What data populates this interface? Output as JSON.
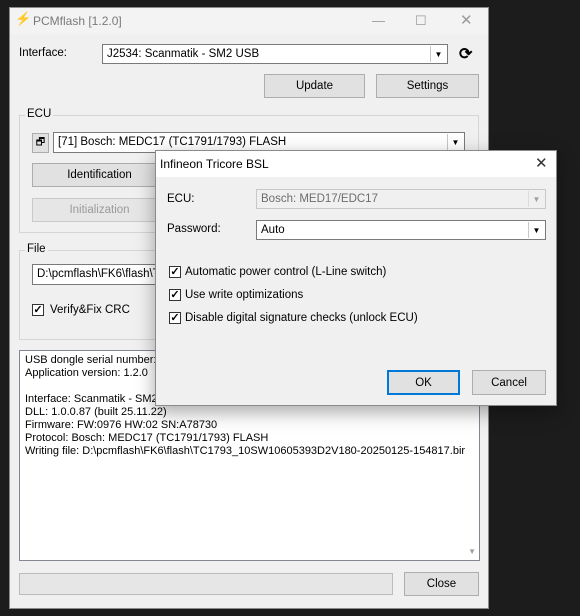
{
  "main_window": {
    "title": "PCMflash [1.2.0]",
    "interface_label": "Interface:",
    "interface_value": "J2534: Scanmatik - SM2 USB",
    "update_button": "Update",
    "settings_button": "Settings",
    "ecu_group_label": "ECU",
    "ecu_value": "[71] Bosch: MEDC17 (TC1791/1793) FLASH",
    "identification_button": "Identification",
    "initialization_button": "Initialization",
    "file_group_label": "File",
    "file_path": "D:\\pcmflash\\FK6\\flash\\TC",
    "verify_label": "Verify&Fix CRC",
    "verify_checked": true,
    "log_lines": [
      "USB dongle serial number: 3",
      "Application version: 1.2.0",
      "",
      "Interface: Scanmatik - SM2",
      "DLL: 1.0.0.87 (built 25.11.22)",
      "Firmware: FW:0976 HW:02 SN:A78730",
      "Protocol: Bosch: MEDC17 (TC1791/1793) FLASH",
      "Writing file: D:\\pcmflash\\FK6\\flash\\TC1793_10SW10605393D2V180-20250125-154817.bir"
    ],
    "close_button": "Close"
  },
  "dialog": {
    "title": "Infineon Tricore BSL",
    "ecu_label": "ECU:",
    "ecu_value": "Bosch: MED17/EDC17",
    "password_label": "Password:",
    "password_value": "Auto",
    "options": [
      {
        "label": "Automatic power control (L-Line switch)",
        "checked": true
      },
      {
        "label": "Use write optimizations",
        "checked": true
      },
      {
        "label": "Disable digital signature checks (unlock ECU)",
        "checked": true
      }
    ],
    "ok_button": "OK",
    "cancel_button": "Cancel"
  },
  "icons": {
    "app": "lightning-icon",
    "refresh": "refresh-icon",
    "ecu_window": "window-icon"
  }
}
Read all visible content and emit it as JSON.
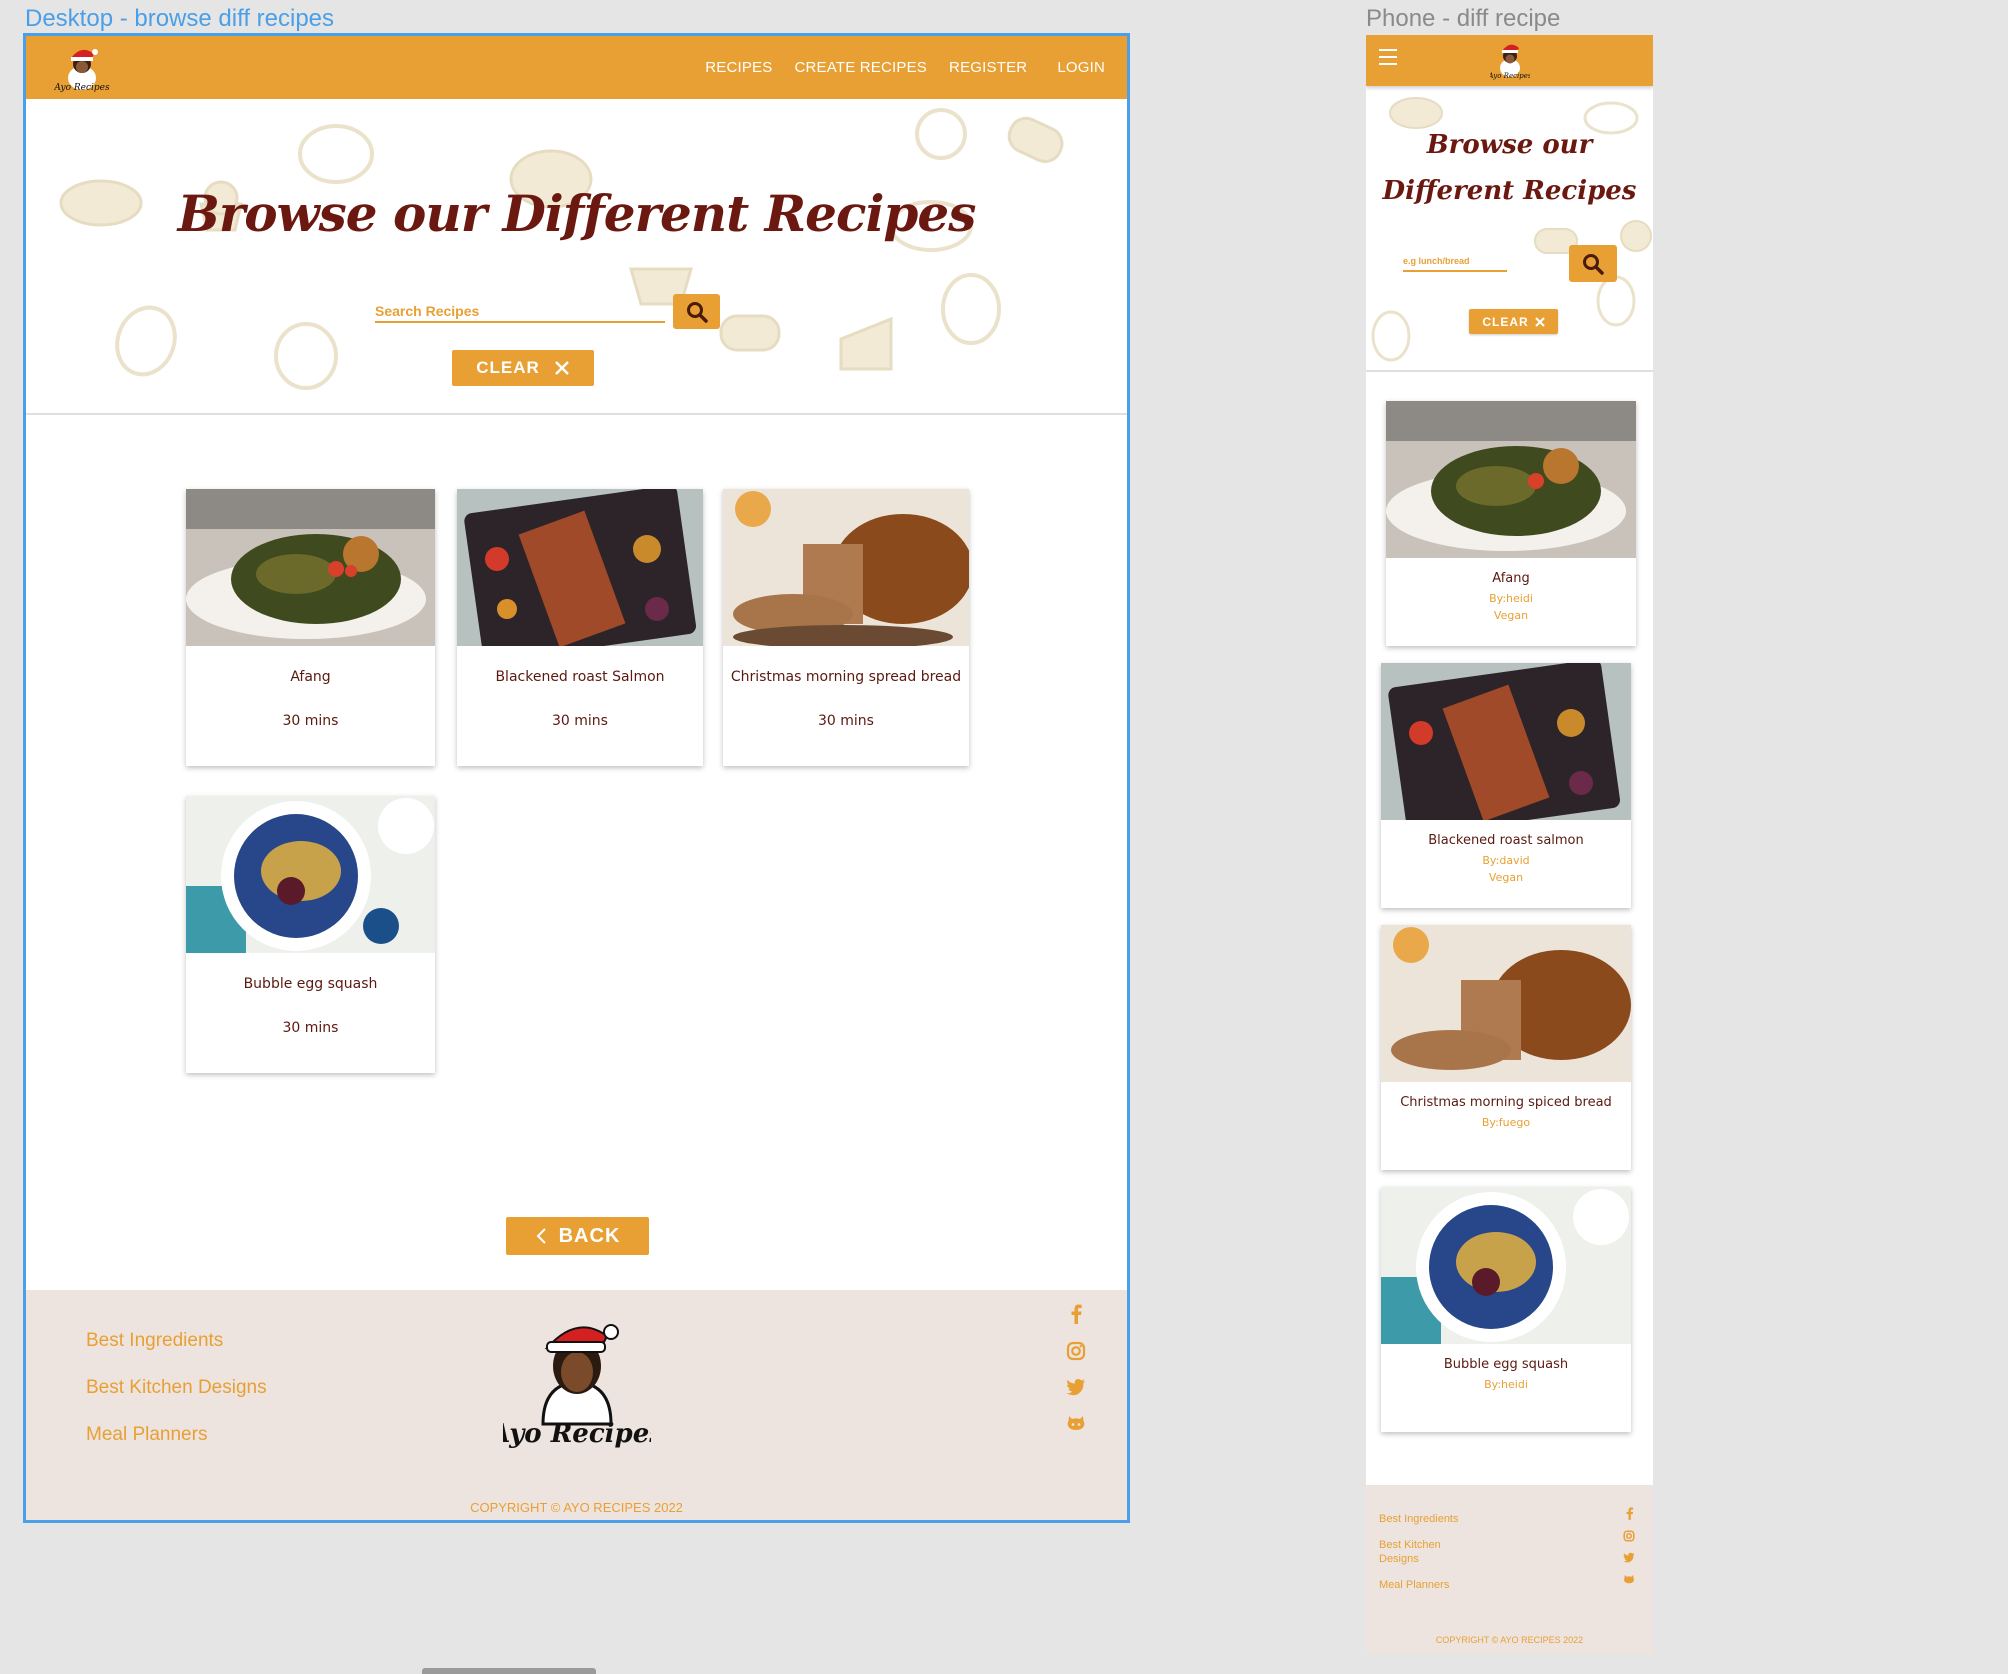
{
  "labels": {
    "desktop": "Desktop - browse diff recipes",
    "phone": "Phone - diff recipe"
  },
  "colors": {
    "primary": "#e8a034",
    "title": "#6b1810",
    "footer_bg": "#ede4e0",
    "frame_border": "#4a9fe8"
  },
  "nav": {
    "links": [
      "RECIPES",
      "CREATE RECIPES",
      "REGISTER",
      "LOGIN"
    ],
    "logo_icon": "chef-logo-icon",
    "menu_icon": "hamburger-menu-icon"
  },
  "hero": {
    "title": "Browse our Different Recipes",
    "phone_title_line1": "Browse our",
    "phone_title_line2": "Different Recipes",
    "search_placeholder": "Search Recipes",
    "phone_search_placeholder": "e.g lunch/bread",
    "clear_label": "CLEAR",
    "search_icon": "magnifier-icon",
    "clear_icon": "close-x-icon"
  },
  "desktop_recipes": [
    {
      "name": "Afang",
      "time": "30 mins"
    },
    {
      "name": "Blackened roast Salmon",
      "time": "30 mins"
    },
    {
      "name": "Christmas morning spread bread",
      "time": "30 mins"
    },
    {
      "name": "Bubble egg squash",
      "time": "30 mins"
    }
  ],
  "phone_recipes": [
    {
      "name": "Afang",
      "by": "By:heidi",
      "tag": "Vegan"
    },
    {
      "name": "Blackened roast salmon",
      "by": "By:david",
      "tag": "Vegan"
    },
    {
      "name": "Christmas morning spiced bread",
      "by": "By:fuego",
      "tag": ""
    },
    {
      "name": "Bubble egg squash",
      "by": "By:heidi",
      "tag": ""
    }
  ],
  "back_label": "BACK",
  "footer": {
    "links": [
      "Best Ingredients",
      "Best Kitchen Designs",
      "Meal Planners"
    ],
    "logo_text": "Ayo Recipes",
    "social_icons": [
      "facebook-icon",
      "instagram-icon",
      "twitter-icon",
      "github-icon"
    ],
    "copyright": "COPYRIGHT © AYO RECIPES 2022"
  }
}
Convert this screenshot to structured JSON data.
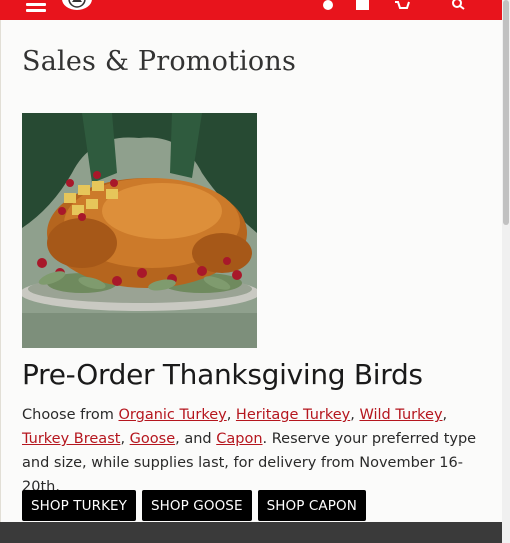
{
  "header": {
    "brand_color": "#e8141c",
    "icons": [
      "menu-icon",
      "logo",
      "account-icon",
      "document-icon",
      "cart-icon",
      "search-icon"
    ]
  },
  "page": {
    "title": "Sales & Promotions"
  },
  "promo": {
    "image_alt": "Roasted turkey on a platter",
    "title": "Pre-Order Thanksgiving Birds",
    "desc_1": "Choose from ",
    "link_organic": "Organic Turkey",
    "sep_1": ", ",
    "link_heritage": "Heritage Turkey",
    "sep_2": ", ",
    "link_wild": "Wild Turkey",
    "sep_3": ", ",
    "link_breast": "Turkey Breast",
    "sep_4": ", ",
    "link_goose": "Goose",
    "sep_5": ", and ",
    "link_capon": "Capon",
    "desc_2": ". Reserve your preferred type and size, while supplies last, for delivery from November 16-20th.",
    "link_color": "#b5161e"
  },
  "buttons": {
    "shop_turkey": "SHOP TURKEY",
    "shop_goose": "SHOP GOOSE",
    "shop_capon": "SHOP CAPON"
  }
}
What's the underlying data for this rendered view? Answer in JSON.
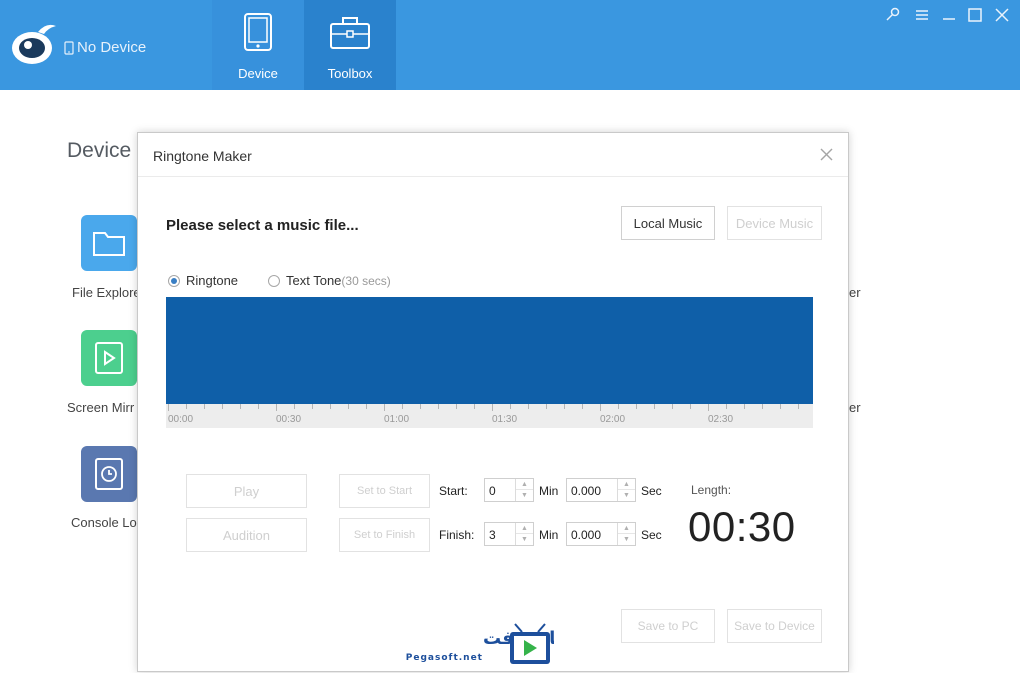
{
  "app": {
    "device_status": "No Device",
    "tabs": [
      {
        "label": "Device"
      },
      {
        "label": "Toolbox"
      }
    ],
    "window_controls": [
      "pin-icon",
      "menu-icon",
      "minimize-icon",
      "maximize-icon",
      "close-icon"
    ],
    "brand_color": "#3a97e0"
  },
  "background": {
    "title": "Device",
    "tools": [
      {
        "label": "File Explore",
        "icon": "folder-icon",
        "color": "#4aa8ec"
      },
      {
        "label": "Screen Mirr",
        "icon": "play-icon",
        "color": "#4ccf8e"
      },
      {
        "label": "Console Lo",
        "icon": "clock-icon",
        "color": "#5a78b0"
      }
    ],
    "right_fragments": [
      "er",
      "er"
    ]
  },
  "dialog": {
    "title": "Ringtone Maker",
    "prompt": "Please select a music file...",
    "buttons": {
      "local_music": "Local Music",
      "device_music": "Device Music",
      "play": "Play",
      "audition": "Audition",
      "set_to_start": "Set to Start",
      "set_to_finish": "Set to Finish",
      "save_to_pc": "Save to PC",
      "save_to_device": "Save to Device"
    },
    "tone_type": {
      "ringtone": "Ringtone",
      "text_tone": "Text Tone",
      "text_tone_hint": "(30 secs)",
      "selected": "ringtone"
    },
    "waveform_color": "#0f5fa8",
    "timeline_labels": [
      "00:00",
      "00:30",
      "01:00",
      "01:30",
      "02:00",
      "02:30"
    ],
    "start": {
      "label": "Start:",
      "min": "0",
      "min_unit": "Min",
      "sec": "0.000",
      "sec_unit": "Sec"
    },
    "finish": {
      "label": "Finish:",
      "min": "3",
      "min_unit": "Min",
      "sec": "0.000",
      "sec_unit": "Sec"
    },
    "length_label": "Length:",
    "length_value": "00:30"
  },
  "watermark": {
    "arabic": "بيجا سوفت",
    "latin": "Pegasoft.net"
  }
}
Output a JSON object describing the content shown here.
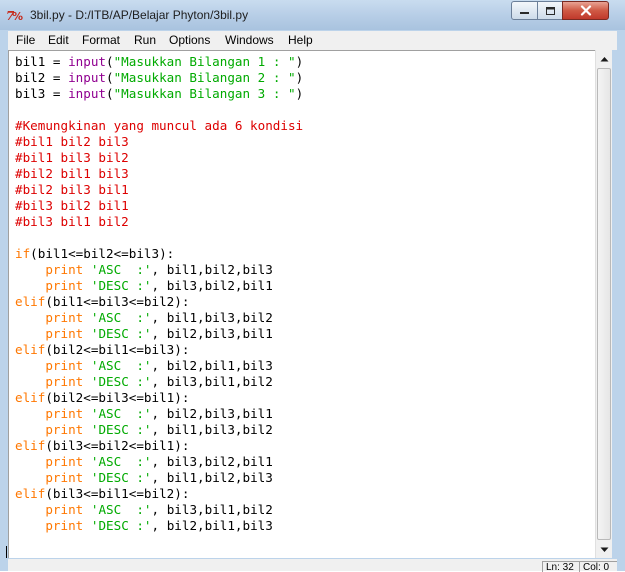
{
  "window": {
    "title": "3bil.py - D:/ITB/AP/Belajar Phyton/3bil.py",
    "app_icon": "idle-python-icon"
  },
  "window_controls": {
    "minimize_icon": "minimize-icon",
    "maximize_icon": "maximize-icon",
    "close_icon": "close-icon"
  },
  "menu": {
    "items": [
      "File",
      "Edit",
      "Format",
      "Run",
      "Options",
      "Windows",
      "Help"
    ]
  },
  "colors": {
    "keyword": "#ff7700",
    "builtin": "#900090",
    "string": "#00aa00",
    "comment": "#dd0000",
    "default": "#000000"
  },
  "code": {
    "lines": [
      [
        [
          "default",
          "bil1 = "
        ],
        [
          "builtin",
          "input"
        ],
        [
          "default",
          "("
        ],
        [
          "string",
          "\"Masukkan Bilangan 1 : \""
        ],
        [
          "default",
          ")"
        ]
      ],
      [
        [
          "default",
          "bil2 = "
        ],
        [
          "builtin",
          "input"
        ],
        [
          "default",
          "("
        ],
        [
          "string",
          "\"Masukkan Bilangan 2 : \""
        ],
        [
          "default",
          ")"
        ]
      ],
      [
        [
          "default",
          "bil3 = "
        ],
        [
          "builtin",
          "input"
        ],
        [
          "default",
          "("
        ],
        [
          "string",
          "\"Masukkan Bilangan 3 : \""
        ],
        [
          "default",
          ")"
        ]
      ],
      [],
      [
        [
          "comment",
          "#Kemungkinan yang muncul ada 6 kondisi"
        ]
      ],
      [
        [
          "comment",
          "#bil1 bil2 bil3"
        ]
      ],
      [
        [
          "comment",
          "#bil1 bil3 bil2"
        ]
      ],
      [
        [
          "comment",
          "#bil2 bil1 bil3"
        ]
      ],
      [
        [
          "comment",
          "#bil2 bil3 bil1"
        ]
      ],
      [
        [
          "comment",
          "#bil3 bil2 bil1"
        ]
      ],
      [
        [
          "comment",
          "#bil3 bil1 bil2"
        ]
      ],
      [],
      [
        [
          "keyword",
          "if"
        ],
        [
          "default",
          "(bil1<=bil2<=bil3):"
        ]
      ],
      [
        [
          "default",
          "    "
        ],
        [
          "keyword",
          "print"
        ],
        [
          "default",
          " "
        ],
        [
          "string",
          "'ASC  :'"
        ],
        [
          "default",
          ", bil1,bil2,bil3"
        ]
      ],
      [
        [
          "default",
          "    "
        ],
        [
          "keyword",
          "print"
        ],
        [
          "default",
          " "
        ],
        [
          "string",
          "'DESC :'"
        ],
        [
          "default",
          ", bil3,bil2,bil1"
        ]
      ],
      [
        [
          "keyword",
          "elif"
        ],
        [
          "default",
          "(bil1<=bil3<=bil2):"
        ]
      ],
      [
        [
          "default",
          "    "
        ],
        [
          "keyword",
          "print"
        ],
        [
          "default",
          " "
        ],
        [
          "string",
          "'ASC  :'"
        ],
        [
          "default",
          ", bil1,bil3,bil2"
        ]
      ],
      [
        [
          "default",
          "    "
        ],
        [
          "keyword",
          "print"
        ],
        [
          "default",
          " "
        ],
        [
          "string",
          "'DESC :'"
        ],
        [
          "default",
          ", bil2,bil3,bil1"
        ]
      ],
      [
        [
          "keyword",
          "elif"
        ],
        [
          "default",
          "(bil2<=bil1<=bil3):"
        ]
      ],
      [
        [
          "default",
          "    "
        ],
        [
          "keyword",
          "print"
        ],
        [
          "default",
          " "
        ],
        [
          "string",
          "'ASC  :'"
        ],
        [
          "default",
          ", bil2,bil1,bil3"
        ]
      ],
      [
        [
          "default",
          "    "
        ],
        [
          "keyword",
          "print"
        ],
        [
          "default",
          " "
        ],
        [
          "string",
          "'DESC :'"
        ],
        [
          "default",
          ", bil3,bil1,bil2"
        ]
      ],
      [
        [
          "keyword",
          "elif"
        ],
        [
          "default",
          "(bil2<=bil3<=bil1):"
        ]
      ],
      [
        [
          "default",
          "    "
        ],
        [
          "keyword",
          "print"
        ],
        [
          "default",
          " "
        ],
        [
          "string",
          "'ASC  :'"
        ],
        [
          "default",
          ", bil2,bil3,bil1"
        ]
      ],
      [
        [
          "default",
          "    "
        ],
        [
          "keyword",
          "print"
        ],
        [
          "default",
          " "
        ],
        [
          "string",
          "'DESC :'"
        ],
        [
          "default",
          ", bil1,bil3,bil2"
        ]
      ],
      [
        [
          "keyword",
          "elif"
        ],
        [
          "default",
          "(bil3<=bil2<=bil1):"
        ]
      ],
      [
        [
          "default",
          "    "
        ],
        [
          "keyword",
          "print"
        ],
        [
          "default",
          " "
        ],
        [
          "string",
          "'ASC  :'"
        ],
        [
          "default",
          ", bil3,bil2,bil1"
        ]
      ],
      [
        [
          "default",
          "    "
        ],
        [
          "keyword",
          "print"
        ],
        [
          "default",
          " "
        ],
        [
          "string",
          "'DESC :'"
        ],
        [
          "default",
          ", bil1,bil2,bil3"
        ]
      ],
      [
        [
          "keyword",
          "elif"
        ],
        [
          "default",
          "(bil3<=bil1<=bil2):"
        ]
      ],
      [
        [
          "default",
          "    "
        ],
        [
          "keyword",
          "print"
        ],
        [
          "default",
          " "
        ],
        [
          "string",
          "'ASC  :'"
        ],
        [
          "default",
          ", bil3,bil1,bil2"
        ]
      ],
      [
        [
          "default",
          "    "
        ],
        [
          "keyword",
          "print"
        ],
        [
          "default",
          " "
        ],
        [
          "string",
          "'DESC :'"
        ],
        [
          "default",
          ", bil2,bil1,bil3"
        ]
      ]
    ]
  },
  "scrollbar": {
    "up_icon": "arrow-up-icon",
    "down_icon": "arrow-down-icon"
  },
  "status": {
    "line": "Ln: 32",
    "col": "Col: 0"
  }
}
* * * * *
YOUR OBJECTIVE:
Your task is to gather every line with the word "this" and copy it.

ANSWER TO THE EXERCISE:
What data populates this interface? Output as JSON.
Convert this screenshot to structured JSON data.
What's the underlying data for this rendered view? Answer in JSON.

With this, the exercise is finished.